> **TASK TO COMPLETE**: Could you give the data below again, exactly and completely?

::::::

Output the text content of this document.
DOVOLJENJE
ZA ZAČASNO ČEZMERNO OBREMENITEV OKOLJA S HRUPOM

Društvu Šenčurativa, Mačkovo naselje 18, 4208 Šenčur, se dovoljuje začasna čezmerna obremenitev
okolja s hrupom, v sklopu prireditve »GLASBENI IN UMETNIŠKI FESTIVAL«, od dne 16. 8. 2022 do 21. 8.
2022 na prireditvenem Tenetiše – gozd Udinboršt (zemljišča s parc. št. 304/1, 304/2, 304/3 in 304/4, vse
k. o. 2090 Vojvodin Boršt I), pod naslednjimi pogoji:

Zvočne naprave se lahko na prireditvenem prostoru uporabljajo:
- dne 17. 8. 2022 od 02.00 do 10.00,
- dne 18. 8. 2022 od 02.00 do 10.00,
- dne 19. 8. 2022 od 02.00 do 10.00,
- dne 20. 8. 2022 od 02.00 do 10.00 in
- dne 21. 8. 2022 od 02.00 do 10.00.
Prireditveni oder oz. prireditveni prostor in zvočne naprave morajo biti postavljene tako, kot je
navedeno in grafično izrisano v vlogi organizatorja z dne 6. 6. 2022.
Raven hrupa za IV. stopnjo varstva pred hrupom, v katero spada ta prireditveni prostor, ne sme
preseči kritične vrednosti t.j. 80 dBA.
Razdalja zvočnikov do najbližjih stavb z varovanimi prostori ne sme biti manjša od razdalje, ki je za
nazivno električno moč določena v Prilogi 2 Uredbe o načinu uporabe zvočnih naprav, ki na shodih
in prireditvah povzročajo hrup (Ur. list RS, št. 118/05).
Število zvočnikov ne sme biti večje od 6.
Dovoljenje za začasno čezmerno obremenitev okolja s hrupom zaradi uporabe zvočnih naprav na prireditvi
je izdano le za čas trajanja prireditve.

::::::

> **SOLUTION TO THE PROBLEM**:
Output the text content of this document.
DOVOLJENJE
ZA ZAČASNO ČEZMERNO OBREMENITEV OKOLJA S HRUPOM

Društvu Šenčurativa, Mačkovo naselje 18, 4208 Šenčur, se dovoljuje začasna čezmerna obremenitev
okolja s hrupom, v sklopu prireditve »GLASBENI IN UMETNIŠKI FESTIVAL«, od dne 16. 8. 2022 do 21. 8.
2022 na prireditvenem Tenetiše – gozd Udinboršt (zemljišča s parc. št. 304/1, 304/2, 304/3 in 304/4, vse
k. o. 2090 Vojvodin Boršt I), pod naslednjimi pogoji:

Zvočne naprave se lahko na prireditvenem prostoru uporabljajo:
- dne 17. 8. 2022 od 02.00 do 10.00,
- dne 18. 8. 2022 od 02.00 do 10.00,
- dne 19. 8. 2022 od 02.00 do 10.00,
- dne 20. 8. 2022 od 02.00 do 10.00 in
- dne 21. 8. 2022 od 02.00 do 10.00.
Prireditveni oder oz. prireditveni prostor in zvočne naprave morajo biti postavljene tako, kot je
navedeno in grafično izrisano v vlogi organizatorja z dne 6. 6. 2022.
Raven hrupa za IV. stopnjo varstva pred hrupom, v katero spada ta prireditveni prostor, ne sme
preseči kritične vrednosti t.j. 80 dBA.
Razdalja zvočnikov do najbližjih stavb z varovanimi prostori ne sme biti manjša od razdalje, ki je za
nazivno električno moč določena v Prilogi 2 Uredbe o načinu uporabe zvočnih naprav, ki na shodih
in prireditvah povzročajo hrup (Ur. list RS, št. 118/05).
Število zvočnikov ne sme biti večje od 6.
Dovoljenje za začasno čezmerno obremenitev okolja s hrupom zaradi uporabe zvočnih naprav na prireditvi
je izdano le za čas trajanja prireditve.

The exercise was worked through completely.